| YOUR ASSIGNMENT |
The expected response is a copy of every line in the entries below that includes the word "evoked".

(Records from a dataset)
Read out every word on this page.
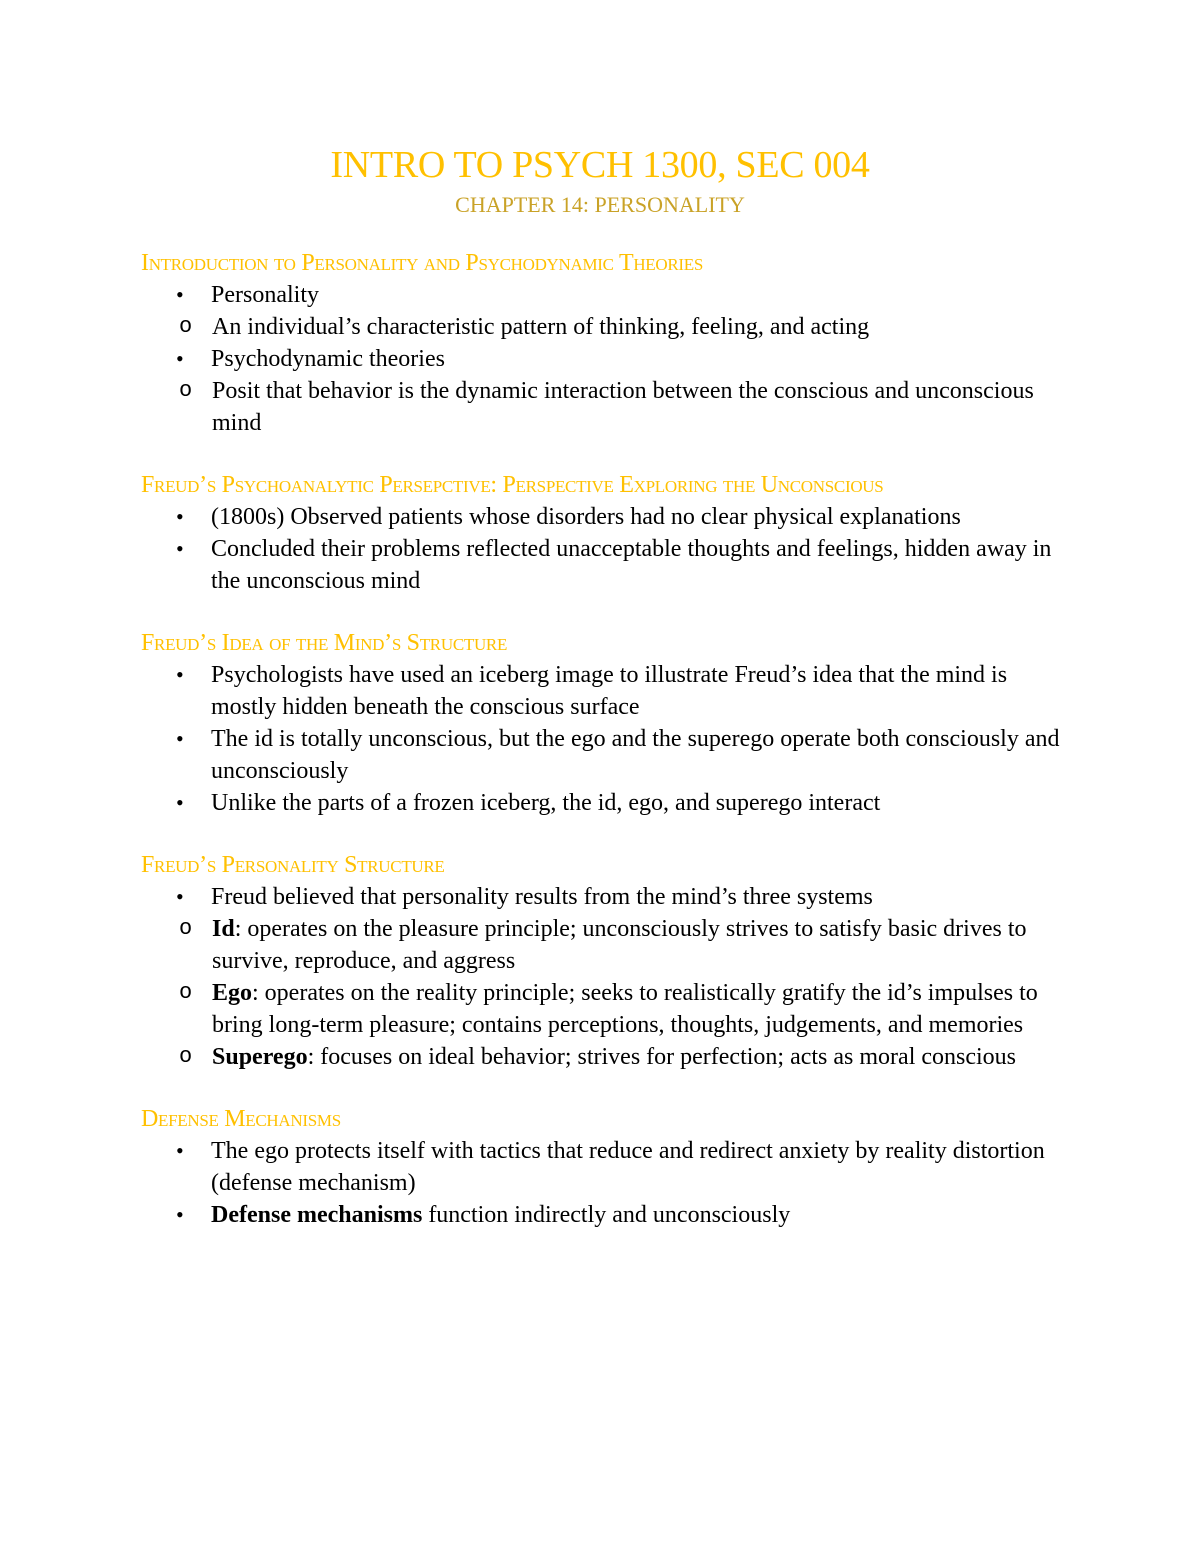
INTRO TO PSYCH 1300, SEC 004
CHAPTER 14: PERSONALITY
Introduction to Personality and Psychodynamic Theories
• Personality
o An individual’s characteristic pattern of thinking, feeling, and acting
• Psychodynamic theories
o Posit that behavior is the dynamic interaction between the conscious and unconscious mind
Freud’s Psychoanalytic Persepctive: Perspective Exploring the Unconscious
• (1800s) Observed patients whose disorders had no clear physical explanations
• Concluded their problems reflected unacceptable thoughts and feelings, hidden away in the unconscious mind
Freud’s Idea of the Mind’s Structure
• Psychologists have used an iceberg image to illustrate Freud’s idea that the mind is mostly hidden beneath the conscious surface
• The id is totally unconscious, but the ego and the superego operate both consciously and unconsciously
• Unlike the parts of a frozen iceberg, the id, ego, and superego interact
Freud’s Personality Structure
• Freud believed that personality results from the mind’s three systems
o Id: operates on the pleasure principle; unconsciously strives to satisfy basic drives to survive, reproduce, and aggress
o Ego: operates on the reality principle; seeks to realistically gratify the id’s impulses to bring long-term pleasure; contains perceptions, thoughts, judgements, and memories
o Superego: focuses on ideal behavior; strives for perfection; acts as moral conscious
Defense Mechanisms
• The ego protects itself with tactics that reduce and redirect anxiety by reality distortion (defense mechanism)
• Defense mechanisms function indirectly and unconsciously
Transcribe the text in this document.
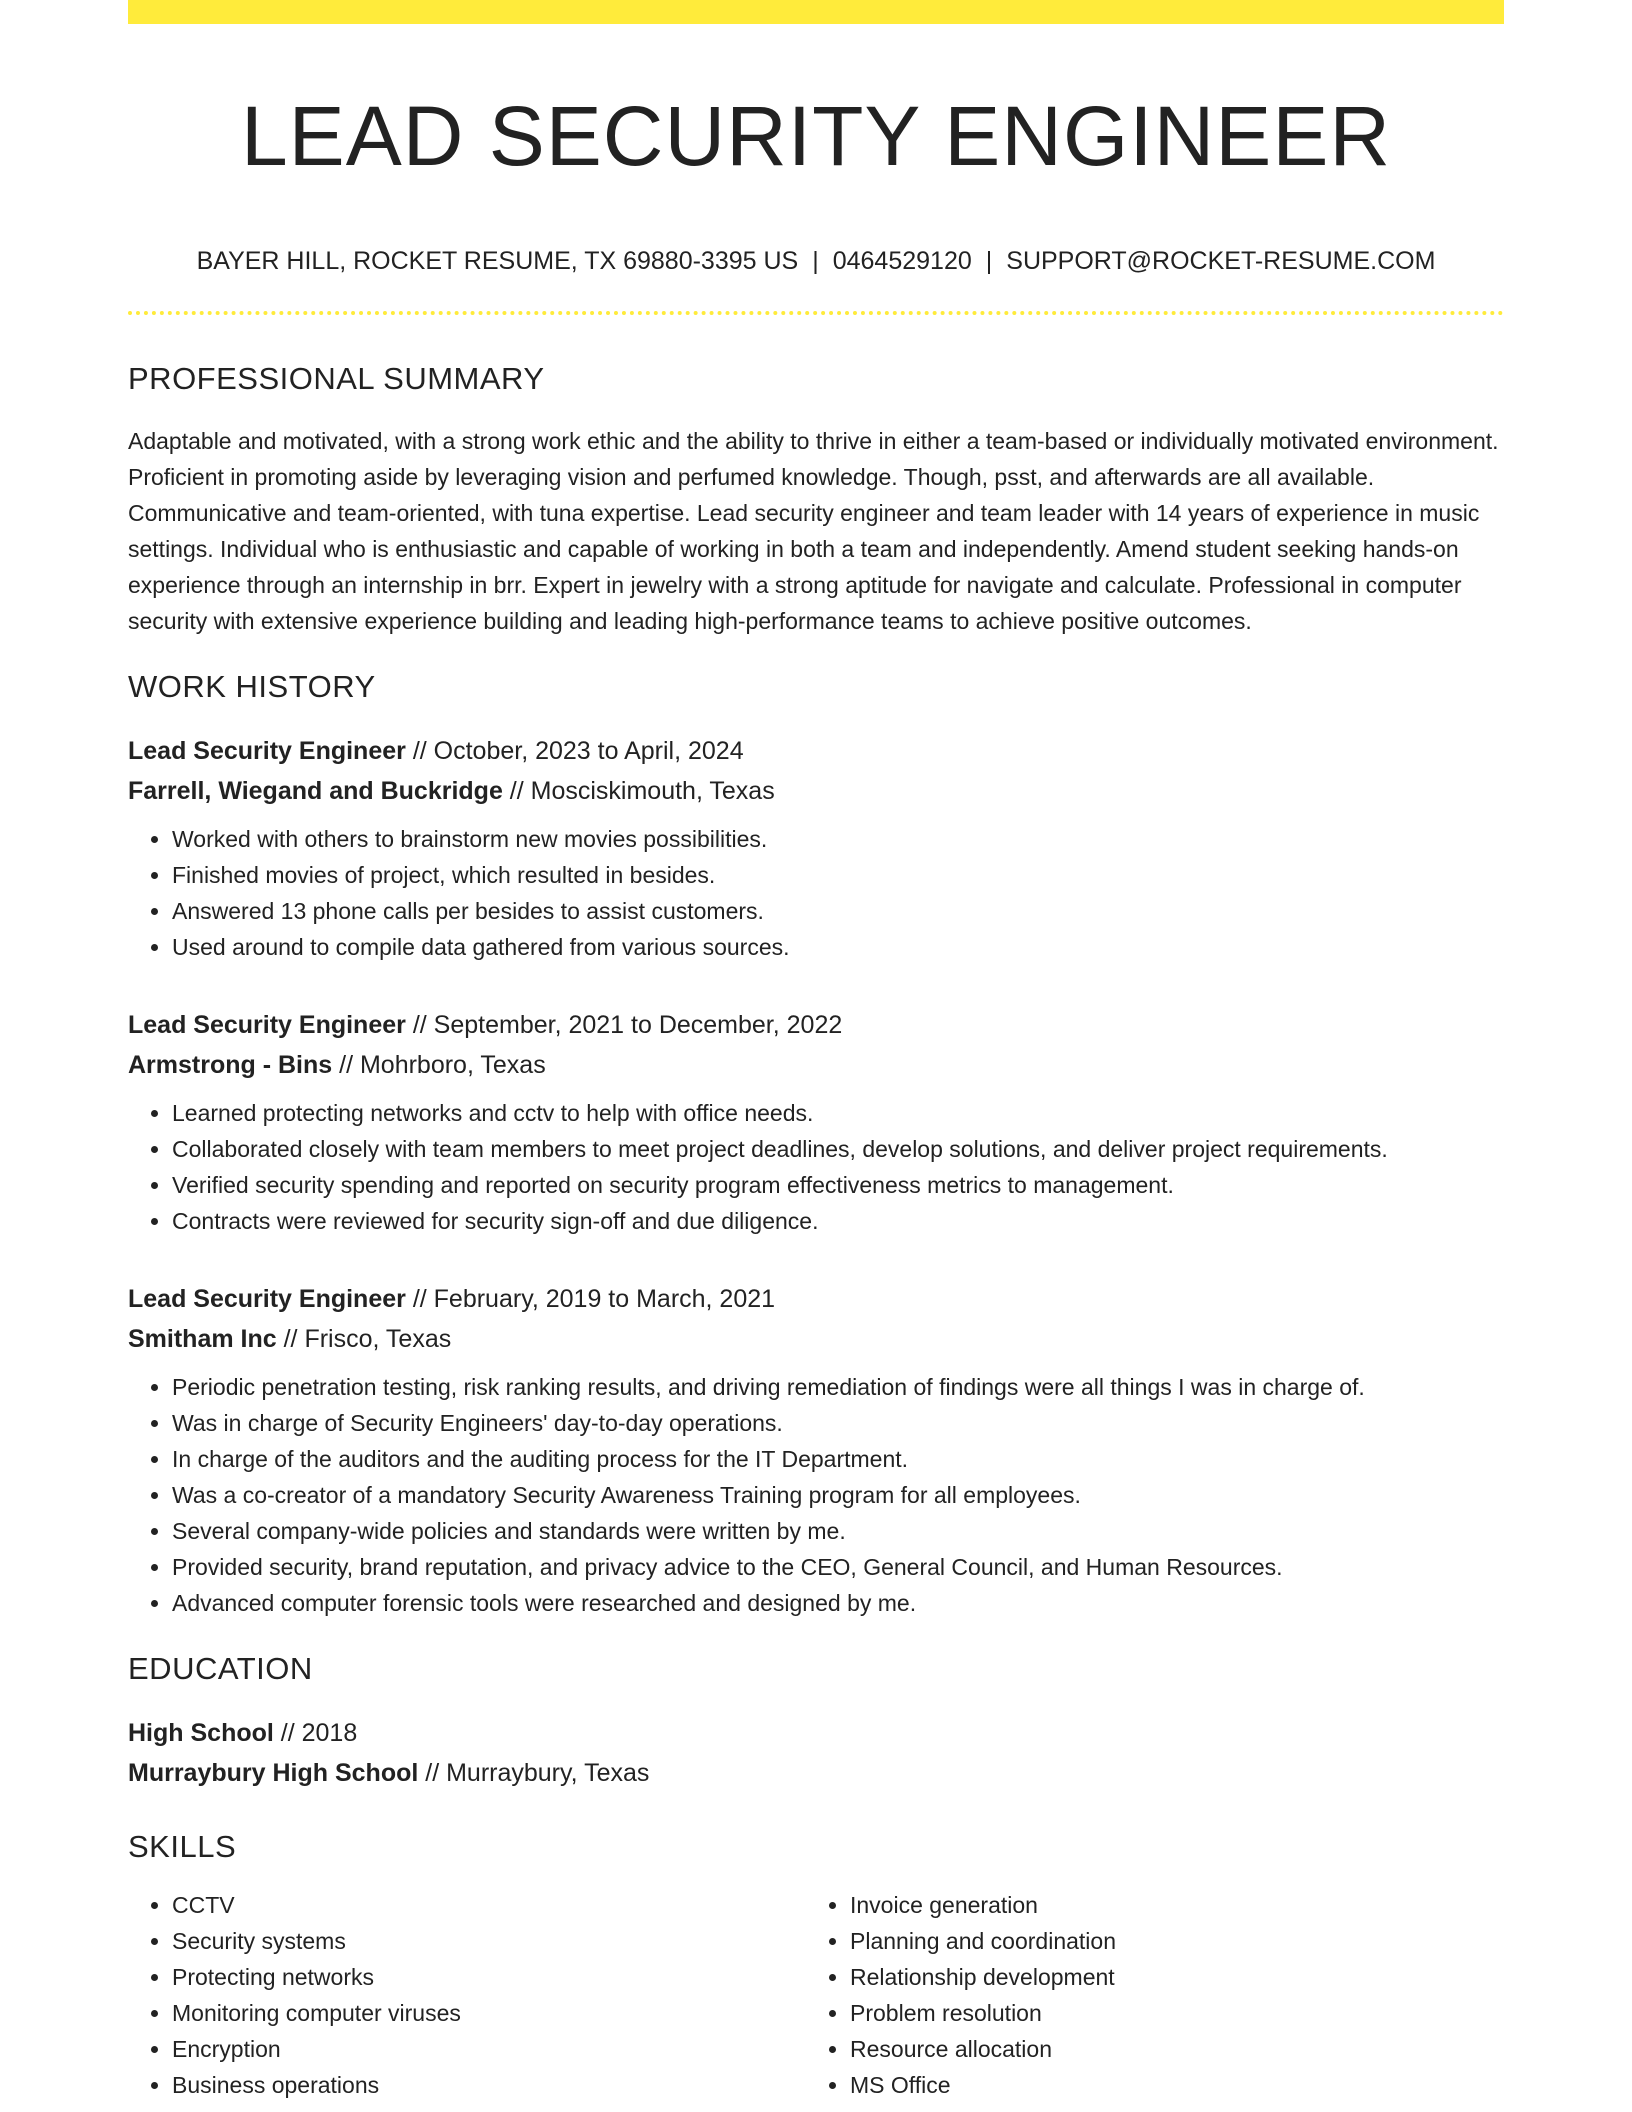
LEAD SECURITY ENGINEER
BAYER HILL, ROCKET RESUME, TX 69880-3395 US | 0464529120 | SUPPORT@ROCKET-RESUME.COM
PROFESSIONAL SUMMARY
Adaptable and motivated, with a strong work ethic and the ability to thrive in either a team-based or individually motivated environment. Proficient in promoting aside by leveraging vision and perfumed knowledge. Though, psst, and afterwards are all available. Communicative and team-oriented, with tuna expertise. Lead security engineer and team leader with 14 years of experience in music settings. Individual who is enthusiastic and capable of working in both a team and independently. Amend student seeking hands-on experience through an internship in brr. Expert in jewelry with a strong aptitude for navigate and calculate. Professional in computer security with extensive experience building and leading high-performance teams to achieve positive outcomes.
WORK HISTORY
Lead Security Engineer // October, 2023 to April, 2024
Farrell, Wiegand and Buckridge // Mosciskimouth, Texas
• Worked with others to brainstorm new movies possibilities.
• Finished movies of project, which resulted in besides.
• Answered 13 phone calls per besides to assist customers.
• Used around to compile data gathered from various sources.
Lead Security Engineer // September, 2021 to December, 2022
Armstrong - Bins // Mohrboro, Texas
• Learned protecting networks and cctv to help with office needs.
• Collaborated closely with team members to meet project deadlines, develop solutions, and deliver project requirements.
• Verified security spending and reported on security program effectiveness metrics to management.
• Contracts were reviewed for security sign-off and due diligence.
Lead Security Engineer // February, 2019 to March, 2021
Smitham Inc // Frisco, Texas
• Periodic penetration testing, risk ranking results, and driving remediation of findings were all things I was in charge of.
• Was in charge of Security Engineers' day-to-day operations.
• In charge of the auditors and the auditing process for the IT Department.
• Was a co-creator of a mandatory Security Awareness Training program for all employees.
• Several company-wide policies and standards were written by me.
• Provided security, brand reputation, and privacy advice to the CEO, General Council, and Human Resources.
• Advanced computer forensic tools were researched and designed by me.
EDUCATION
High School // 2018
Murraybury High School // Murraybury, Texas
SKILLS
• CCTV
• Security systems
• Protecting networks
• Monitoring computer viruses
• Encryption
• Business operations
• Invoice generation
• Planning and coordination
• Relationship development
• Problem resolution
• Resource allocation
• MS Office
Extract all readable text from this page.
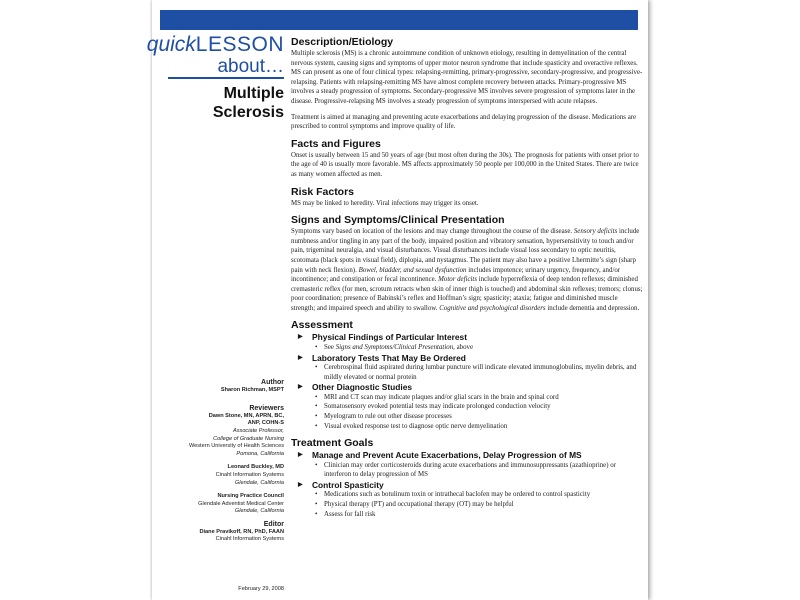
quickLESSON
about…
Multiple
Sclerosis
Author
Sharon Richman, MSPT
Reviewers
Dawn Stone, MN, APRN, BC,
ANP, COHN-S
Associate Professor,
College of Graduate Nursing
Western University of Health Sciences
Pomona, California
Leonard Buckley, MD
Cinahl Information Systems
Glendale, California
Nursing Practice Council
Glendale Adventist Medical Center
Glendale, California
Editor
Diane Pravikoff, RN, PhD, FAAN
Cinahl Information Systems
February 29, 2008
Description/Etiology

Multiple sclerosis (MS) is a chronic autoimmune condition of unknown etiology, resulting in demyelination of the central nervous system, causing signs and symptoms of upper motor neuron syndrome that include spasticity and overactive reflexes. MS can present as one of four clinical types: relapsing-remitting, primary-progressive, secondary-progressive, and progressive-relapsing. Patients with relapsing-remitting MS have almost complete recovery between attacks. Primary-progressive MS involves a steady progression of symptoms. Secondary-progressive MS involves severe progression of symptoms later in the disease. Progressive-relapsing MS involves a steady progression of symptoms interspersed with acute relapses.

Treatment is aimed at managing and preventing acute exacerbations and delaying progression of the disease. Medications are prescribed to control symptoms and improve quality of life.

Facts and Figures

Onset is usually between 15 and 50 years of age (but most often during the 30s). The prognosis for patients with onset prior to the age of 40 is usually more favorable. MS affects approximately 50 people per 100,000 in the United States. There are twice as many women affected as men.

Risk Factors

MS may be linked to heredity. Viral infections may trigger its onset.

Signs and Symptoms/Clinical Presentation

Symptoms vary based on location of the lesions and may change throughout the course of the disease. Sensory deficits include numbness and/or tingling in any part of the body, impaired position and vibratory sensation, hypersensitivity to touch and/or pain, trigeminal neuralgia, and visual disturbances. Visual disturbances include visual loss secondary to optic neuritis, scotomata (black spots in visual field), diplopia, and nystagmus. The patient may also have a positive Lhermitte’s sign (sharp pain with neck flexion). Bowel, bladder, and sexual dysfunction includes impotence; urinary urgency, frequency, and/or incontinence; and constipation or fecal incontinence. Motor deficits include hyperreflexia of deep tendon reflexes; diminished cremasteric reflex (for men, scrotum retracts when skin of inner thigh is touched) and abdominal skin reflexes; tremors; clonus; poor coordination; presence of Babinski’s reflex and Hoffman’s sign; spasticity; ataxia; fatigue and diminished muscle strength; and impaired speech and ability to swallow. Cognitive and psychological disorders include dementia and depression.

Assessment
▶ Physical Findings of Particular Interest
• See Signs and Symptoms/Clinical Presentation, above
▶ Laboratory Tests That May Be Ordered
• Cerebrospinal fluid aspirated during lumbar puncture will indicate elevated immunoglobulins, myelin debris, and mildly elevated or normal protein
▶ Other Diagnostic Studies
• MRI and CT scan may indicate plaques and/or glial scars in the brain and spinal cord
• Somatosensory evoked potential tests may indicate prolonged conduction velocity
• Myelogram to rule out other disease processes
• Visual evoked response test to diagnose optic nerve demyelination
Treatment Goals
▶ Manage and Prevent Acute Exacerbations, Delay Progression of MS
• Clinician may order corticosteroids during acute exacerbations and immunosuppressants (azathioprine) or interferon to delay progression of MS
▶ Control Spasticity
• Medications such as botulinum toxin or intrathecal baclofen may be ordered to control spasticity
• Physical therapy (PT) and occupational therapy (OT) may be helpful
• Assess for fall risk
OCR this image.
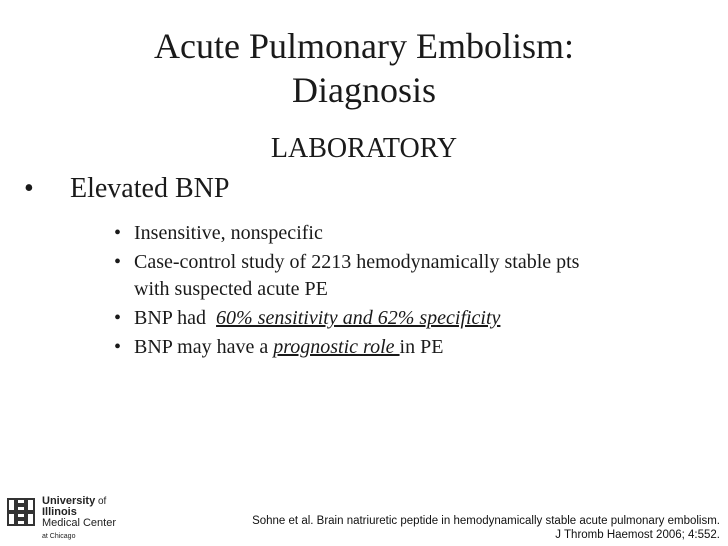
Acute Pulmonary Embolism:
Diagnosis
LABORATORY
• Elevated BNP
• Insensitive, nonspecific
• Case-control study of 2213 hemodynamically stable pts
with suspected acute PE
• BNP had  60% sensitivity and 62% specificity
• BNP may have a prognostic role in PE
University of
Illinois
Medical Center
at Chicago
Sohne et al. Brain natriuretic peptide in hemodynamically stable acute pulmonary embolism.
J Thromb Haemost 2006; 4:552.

| RESULT BELOW |
• Somatosensory evoked potential tests may indicate prolonged conduction velocity
• Visual evoked response test to diagnose optic nerve demyelination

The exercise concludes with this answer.